Check every line below for the string "subtitle", and copy the lines that contain it.

----- RECORD LIST

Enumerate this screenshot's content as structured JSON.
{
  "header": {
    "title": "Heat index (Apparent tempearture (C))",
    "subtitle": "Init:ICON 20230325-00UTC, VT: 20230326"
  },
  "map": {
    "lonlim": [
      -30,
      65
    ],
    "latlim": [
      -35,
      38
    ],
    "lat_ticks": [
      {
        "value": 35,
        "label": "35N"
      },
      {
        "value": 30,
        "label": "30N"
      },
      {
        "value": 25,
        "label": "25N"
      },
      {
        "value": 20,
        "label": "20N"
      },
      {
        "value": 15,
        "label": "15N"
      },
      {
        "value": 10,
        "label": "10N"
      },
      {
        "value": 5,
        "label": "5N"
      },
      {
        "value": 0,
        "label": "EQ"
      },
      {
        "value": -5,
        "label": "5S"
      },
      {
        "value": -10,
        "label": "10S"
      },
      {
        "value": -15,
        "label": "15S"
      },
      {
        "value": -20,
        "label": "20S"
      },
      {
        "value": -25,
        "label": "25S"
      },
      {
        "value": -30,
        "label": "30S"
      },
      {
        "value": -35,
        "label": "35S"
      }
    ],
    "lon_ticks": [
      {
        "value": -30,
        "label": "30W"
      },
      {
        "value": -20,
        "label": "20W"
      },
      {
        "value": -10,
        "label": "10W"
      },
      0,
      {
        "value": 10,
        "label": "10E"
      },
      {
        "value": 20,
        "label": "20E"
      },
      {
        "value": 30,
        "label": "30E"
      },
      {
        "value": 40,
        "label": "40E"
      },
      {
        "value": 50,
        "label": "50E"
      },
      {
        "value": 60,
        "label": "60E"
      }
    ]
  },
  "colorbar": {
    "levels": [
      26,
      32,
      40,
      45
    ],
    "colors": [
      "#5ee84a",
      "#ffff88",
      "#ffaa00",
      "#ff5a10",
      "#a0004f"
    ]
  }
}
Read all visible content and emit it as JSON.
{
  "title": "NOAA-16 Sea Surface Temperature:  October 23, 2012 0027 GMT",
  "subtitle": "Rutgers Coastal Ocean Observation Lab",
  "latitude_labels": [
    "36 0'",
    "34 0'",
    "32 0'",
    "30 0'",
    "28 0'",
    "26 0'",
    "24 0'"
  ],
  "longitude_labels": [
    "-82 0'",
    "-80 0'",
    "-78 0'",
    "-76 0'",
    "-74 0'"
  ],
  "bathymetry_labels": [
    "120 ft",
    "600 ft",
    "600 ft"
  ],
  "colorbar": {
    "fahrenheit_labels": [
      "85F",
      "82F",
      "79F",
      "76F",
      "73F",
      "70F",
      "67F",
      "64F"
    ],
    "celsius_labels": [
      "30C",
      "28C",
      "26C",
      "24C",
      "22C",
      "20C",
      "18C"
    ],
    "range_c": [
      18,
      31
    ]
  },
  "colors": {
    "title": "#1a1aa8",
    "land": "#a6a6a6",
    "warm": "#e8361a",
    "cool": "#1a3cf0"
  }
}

----------
----- RECORD LIST

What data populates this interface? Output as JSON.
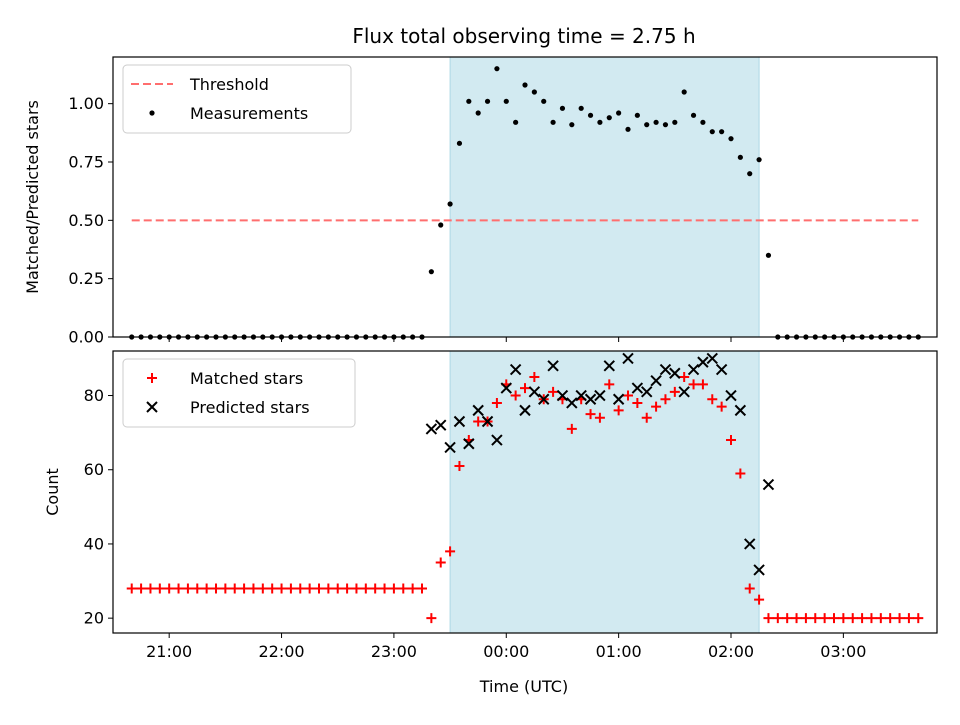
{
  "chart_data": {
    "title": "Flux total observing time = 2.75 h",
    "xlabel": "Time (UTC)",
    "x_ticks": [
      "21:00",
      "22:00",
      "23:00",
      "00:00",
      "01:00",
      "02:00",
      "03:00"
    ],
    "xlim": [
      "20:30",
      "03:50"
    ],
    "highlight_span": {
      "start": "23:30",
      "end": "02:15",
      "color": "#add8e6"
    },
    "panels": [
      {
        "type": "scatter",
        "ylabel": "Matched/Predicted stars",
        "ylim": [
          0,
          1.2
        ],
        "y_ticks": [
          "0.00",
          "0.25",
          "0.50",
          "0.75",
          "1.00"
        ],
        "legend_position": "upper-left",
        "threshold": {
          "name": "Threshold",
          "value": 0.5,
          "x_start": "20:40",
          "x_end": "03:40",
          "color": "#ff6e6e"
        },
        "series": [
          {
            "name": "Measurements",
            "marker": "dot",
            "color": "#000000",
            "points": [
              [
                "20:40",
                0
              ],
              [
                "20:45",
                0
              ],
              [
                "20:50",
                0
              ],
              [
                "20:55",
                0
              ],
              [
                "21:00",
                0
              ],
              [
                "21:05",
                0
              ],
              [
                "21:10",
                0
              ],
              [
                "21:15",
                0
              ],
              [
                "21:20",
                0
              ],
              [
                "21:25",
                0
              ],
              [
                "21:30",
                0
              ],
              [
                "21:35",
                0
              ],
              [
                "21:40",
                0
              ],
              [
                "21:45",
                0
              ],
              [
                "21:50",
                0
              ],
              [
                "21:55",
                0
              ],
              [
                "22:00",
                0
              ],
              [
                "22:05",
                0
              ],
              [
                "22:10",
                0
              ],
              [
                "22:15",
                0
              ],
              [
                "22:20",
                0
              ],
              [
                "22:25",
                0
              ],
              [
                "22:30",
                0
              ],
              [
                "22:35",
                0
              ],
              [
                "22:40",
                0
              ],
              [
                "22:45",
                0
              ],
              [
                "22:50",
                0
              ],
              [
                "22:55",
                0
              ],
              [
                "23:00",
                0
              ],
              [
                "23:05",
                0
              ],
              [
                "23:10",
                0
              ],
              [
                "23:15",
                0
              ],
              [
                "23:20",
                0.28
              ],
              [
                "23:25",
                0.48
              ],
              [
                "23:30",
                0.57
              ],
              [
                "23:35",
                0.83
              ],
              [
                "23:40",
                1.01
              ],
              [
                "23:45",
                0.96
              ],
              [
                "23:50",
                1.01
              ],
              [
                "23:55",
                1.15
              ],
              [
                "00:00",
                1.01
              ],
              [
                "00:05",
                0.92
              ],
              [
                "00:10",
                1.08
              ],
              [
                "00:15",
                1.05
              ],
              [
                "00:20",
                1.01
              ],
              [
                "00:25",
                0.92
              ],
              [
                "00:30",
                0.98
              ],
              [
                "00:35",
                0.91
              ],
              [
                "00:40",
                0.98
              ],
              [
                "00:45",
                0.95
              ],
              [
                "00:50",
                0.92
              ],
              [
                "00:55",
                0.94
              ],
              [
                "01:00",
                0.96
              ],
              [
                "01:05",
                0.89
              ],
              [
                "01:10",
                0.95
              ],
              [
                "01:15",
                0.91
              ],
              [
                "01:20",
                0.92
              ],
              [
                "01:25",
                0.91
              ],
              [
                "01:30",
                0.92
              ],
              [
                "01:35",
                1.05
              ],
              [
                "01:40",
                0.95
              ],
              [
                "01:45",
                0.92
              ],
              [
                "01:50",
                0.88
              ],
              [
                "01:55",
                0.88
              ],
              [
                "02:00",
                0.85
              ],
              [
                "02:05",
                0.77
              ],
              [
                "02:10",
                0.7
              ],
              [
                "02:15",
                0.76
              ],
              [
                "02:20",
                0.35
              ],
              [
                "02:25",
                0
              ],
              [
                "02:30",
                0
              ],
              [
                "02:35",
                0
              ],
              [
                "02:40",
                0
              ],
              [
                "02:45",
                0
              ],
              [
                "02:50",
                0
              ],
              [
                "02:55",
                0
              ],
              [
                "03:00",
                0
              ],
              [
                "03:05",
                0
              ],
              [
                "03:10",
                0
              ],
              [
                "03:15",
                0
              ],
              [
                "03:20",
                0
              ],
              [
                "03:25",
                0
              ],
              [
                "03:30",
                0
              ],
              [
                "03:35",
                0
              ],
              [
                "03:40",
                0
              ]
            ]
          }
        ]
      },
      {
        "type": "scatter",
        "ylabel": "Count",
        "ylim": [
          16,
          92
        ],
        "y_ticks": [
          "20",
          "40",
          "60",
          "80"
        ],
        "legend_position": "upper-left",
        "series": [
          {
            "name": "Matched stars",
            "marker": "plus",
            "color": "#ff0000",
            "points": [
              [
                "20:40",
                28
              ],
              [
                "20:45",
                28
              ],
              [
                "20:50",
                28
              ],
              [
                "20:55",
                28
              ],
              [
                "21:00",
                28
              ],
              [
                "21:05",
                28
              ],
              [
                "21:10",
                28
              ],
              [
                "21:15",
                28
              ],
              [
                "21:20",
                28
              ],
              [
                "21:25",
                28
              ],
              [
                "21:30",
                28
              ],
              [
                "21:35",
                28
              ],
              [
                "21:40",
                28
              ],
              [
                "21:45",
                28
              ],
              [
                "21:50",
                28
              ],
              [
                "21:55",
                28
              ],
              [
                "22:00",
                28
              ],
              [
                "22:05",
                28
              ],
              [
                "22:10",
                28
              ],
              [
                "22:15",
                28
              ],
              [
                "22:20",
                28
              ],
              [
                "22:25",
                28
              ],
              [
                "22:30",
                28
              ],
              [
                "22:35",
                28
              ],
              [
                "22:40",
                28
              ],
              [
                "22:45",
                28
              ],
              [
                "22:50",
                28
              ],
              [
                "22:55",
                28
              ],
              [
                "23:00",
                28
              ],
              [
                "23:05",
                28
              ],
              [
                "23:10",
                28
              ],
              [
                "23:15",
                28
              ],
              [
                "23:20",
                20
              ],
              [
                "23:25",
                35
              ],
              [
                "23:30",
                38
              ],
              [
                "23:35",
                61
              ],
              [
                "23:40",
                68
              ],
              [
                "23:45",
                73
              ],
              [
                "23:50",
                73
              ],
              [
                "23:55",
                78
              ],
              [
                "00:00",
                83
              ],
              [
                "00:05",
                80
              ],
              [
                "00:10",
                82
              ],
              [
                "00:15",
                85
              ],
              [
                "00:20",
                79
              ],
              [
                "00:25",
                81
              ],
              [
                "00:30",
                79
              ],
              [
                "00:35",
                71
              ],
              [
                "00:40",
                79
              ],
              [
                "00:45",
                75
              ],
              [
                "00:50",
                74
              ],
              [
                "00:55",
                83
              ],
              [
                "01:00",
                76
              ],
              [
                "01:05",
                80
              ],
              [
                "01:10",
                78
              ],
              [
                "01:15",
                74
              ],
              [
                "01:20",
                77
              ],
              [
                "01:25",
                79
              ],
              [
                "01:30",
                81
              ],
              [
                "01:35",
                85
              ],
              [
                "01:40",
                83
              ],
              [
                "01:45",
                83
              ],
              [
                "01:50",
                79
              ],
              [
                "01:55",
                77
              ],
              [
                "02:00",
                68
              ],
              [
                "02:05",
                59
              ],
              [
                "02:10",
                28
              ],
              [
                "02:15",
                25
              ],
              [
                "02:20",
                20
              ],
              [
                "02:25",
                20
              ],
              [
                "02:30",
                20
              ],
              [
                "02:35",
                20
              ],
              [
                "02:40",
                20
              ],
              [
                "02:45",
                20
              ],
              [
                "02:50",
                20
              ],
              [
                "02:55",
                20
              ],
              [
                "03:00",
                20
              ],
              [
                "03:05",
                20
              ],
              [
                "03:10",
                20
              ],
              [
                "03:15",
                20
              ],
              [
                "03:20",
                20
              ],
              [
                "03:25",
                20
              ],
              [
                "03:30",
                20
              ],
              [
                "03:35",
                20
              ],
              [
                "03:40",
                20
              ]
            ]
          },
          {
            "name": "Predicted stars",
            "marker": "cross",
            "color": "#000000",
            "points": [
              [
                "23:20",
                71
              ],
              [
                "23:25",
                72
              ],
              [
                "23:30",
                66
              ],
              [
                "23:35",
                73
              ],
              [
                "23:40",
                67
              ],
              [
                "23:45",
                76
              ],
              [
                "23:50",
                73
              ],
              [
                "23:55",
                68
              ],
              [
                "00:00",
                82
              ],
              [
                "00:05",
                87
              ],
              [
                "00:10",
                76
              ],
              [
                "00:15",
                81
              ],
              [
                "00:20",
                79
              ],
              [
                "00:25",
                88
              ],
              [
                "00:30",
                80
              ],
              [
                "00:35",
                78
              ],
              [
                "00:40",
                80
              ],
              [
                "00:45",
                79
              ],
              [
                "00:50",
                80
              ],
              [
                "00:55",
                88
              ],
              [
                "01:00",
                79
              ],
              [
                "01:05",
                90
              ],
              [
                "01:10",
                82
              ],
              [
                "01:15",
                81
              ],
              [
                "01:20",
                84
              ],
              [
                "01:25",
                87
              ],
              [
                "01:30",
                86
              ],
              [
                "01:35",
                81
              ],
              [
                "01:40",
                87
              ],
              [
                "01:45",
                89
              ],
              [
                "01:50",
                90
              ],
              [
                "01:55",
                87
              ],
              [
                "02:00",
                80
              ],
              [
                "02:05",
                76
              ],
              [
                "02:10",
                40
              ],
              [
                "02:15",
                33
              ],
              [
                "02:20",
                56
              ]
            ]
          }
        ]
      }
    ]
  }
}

----------

OUTPUT OF THE TASK:
    "subtitle": "Init:ICON 20230325-00UTC, VT: 20230326"
  "subtitle": "Rutgers Coastal Ocean Observation Lab",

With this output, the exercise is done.